INSTRUCTIONS FOR THE TASK – From the entries below, copy every line holding the word "databases".

RECORDS TO USE –
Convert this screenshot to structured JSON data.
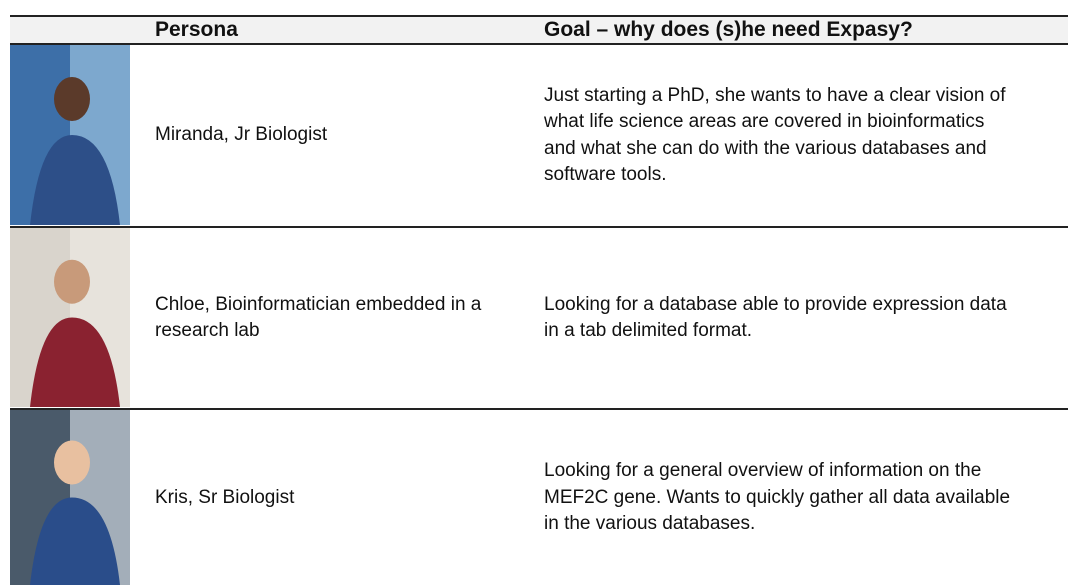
{
  "table": {
    "header": [
      "Persona",
      "Goal – why does (s)he need Expasy?"
    ],
    "rows": [
      {
        "persona": [
          "Miranda, Jr Biologist"
        ],
        "goal": [
          "Just starting a PhD, she wants to have a clear vision of",
          "what life science areas are covered in bioinformatics",
          "and what she can do with the various databases and",
          "software tools."
        ]
      },
      {
        "persona": [
          "Chloe, Bioinformatician embedded in a",
          "research lab"
        ],
        "goal": [
          "Looking for a database able to provide expression data",
          "in a tab delimited format."
        ]
      },
      {
        "persona": [
          "Kris, Sr Biologist"
        ],
        "goal": [
          "Looking for a general overview of information on the",
          "MEF2C gene. Wants to quickly gather all data available",
          "in the various databases."
        ]
      }
    ]
  }
}
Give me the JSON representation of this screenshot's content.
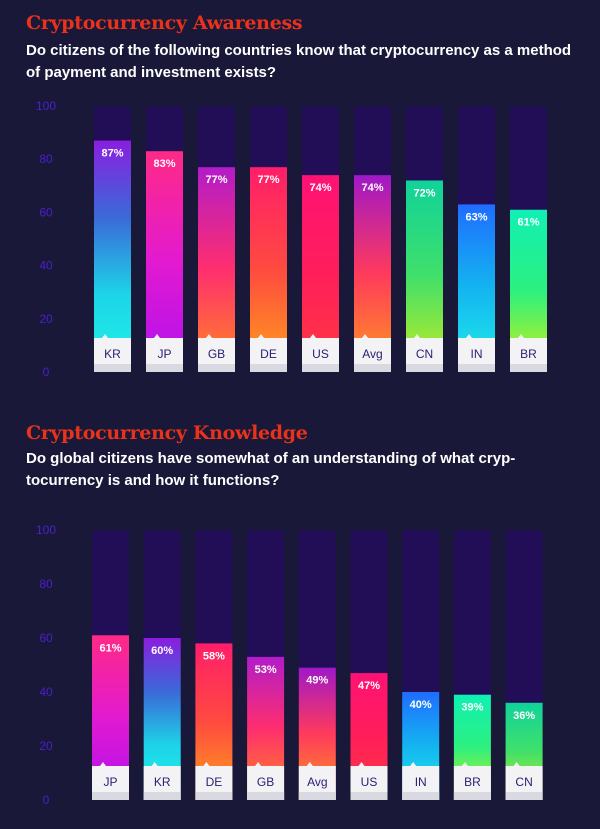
{
  "palette": {
    "background": "#1a1838",
    "track": "#220e56",
    "title": "#e8321a",
    "tick": "#4a1fd0"
  },
  "gradients": {
    "purple_cyan": [
      "#8a1ee0",
      "#3a6ad8",
      "#1dd4e8",
      "#1ff5e8"
    ],
    "pink_purple": [
      "#ff2a86",
      "#e21ad0",
      "#b010f0"
    ],
    "magenta_orange": [
      "#b21cc9",
      "#ff2e6e",
      "#ff8a20"
    ],
    "red_orange": [
      "#ff1e6a",
      "#ff4a40",
      "#ffa21a"
    ],
    "pink_red": [
      "#ff1275",
      "#ff1e5a",
      "#ff3a40"
    ],
    "purple_orange": [
      "#a018c8",
      "#ff3a5c",
      "#ff9a1c"
    ],
    "green_yellow": [
      "#10d29a",
      "#40e06a",
      "#c8ec20"
    ],
    "blue_cyan": [
      "#1f6dff",
      "#14b4f0",
      "#1ff0e8"
    ],
    "cyan_yellow": [
      "#10f0b4",
      "#2cf080",
      "#d4f010"
    ]
  },
  "chart_data": [
    {
      "type": "bar",
      "title": "Cryptocurrency Awareness",
      "subtitle": "Do citizens of the following countries know that cryptocurrency as a method of payment and investment exists?",
      "categories": [
        "KR",
        "JP",
        "GB",
        "DE",
        "US",
        "Avg",
        "CN",
        "IN",
        "BR"
      ],
      "values": [
        87,
        83,
        77,
        77,
        74,
        74,
        72,
        63,
        61
      ],
      "labels": [
        "87%",
        "83%",
        "77%",
        "77%",
        "74%",
        "74%",
        "72%",
        "63%",
        "61%"
      ],
      "gradients": [
        "purple_cyan",
        "pink_purple",
        "magenta_orange",
        "red_orange",
        "pink_red",
        "purple_orange",
        "green_yellow",
        "blue_cyan",
        "cyan_yellow"
      ],
      "yticks": [
        0,
        20,
        40,
        60,
        80,
        100
      ],
      "ylim": [
        0,
        100
      ]
    },
    {
      "type": "bar",
      "title": "Cryptocurrency Knowledge",
      "subtitle": "Do global citizens have somewhat of an understanding of what cryp-tocurrency is and how it functions?",
      "categories": [
        "JP",
        "KR",
        "DE",
        "GB",
        "Avg",
        "US",
        "IN",
        "BR",
        "CN"
      ],
      "values": [
        61,
        60,
        58,
        53,
        49,
        47,
        40,
        39,
        36
      ],
      "labels": [
        "61%",
        "60%",
        "58%",
        "53%",
        "49%",
        "47%",
        "40%",
        "39%",
        "36%"
      ],
      "gradients": [
        "pink_purple",
        "purple_cyan",
        "red_orange",
        "magenta_orange",
        "purple_orange",
        "pink_red",
        "blue_cyan",
        "cyan_yellow",
        "green_yellow"
      ],
      "yticks": [
        0,
        20,
        40,
        60,
        80,
        100
      ],
      "ylim": [
        0,
        100
      ]
    }
  ]
}
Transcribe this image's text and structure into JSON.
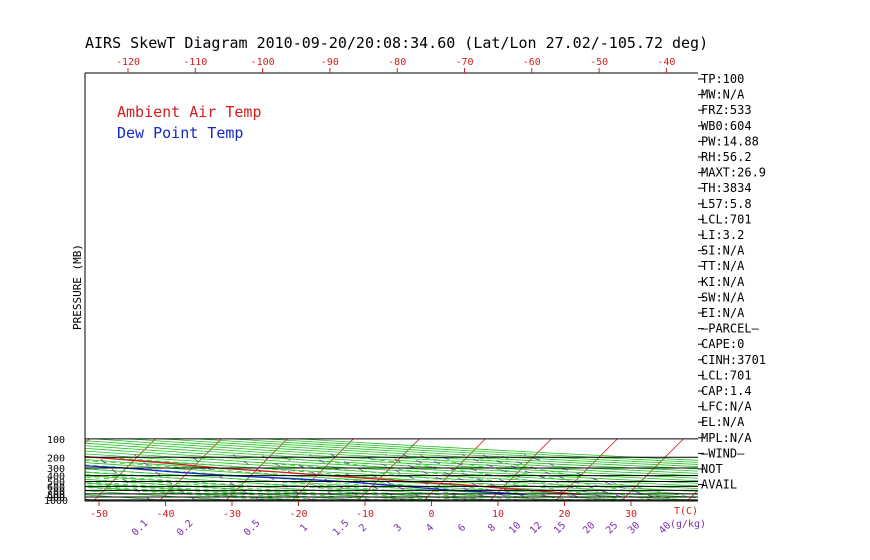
{
  "title": "AIRS SkewT Diagram 2010-09-20/20:08:34.60 (Lat/Lon 27.02/-105.72 deg)",
  "colors": {
    "ambient": "#d21e1e",
    "dewpoint": "#1428c8",
    "isotherm": "#e02020",
    "dry_adiabat": "#22c022",
    "moist_adiabat": "#30c830",
    "mixing_ratio": "#7a2fb0",
    "tick_red": "#d21e1e",
    "tick_purple": "#7a2fb0"
  },
  "chart_data": {
    "type": "line",
    "subtype": "skew-t log-p",
    "ylabel": "PRESSURE (MB)",
    "xlabel": "T(C)",
    "mixing_ratio_unit": "(g/kg)",
    "pressure_ticks": [
      1000,
      900,
      800,
      700,
      600,
      500,
      400,
      300,
      200,
      100
    ],
    "bottom_temp_ticks": [
      -50,
      -40,
      -30,
      -20,
      -10,
      0,
      10,
      20,
      30
    ],
    "top_temp_ticks": [
      -120,
      -110,
      -100,
      -90,
      -80,
      -70,
      -60,
      -50,
      -40
    ],
    "mixing_ratio_ticks": [
      "0.1",
      "0.2",
      "0.5",
      "1",
      "1.5",
      "2",
      "3",
      "4",
      "6",
      "8",
      "10",
      "12",
      "15",
      "20",
      "25",
      "30",
      "40"
    ],
    "legend": [
      {
        "name": "Ambient Air Temp",
        "color": "#d21e1e"
      },
      {
        "name": "Dew Point Temp",
        "color": "#1428c8"
      }
    ],
    "series": [
      {
        "name": "Ambient Air Temp",
        "points": [
          {
            "p": 812,
            "t": 22.7
          },
          {
            "p": 740,
            "t": 18.0
          },
          {
            "p": 700,
            "t": 14.5
          },
          {
            "p": 640,
            "t": 9.5
          },
          {
            "p": 560,
            "t": 3.0
          },
          {
            "p": 500,
            "t": -5.0
          },
          {
            "p": 450,
            "t": -11.0
          },
          {
            "p": 400,
            "t": -18.5
          },
          {
            "p": 350,
            "t": -26.0
          },
          {
            "p": 300,
            "t": -36.0
          },
          {
            "p": 250,
            "t": -44.5
          },
          {
            "p": 200,
            "t": -56.5
          },
          {
            "p": 160,
            "t": -66.0
          },
          {
            "p": 150,
            "t": -70.0
          },
          {
            "p": 120,
            "t": -77.5
          },
          {
            "p": 100,
            "t": -81.5
          }
        ]
      },
      {
        "name": "Dew Point Temp",
        "points": [
          {
            "p": 812,
            "t": 14.5
          },
          {
            "p": 740,
            "t": 8.0
          },
          {
            "p": 700,
            "t": 3.0
          },
          {
            "p": 640,
            "t": -2.0
          },
          {
            "p": 560,
            "t": -9.0
          },
          {
            "p": 500,
            "t": -15.0
          },
          {
            "p": 450,
            "t": -23.0
          },
          {
            "p": 400,
            "t": -33.5
          },
          {
            "p": 350,
            "t": -42.0
          },
          {
            "p": 300,
            "t": -50.0
          },
          {
            "p": 250,
            "t": -65.0
          },
          {
            "p": 200,
            "t": -79.0
          },
          {
            "p": 160,
            "t": -86.0
          },
          {
            "p": 150,
            "t": -88.0
          },
          {
            "p": 120,
            "t": -92.0
          },
          {
            "p": 100,
            "t": -92.0
          }
        ]
      }
    ],
    "side_panel": [
      "TP:100",
      "MW:N/A",
      "FRZ:533",
      "WB0:604",
      "PW:14.88",
      "RH:56.2",
      "MAXT:26.9",
      "TH:3834",
      "L57:5.8",
      "LCL:701",
      "LI:3.2",
      "SI:N/A",
      "TT:N/A",
      "KI:N/A",
      "SW:N/A",
      "EI:N/A",
      "–PARCEL–",
      "CAPE:0",
      "CINH:3701",
      "LCL:701",
      "CAP:1.4",
      "LFC:N/A",
      "EL:N/A",
      "MPL:N/A",
      "–WIND–",
      "NOT",
      "AVAIL"
    ]
  }
}
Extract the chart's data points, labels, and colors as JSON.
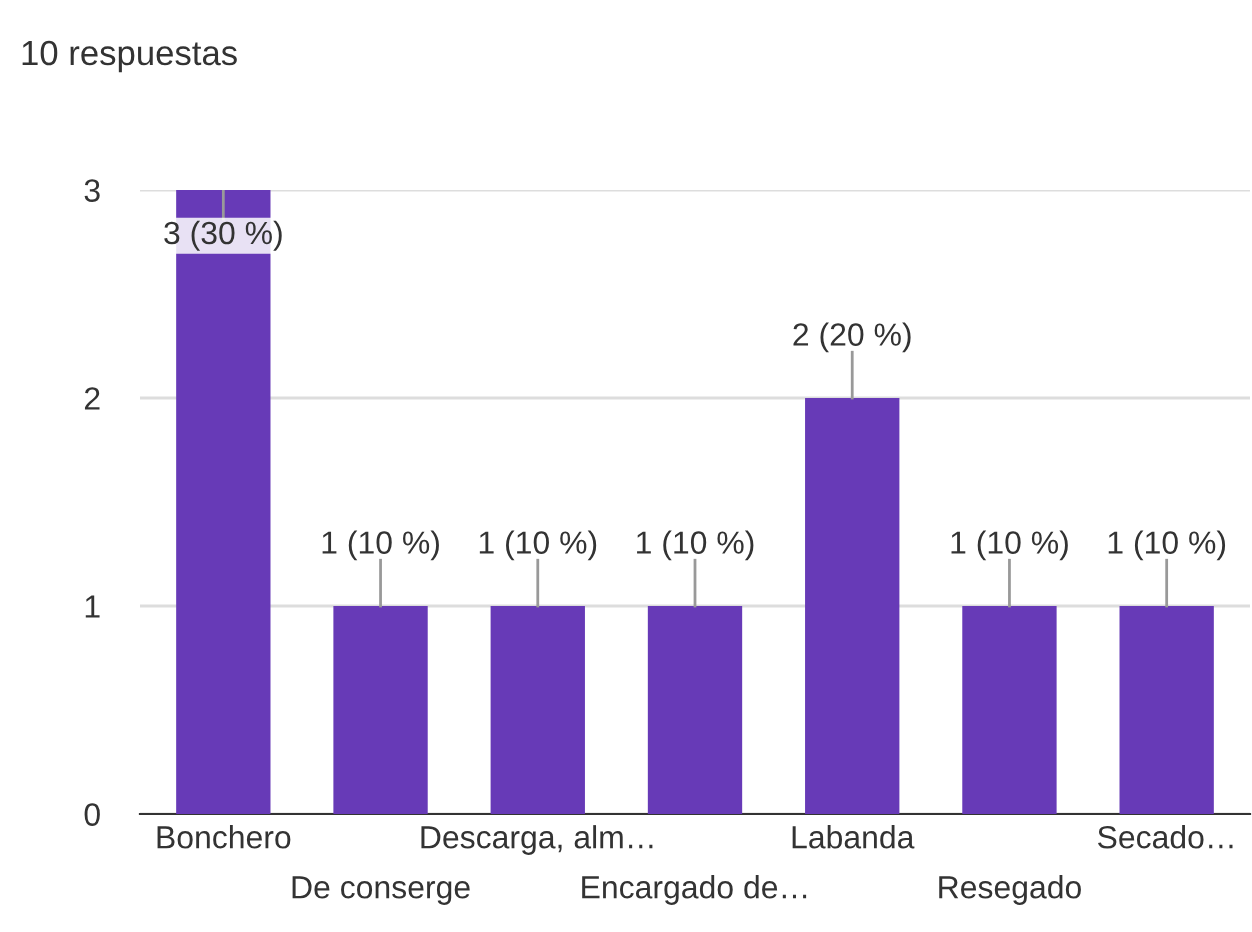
{
  "chart_data": {
    "type": "bar",
    "title": "10 respuestas",
    "categories": [
      "Bonchero",
      "De conserge",
      "Descarga, alm…",
      "Encargado de…",
      "Labanda",
      "Resegado",
      "Secado…"
    ],
    "values": [
      3,
      1,
      1,
      1,
      2,
      1,
      1
    ],
    "value_labels": [
      "3 (30 %)",
      "1 (10 %)",
      "1 (10 %)",
      "1 (10 %)",
      "2 (20 %)",
      "1 (10 %)",
      "1 (10 %)"
    ],
    "color": "#673ab7",
    "ylim": [
      0,
      3
    ],
    "yticks": [
      0,
      1,
      2,
      3
    ],
    "grid": "y"
  }
}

SOLVED EXERCISE –
          "and what she can do with the various databases and",
          "in the various databases."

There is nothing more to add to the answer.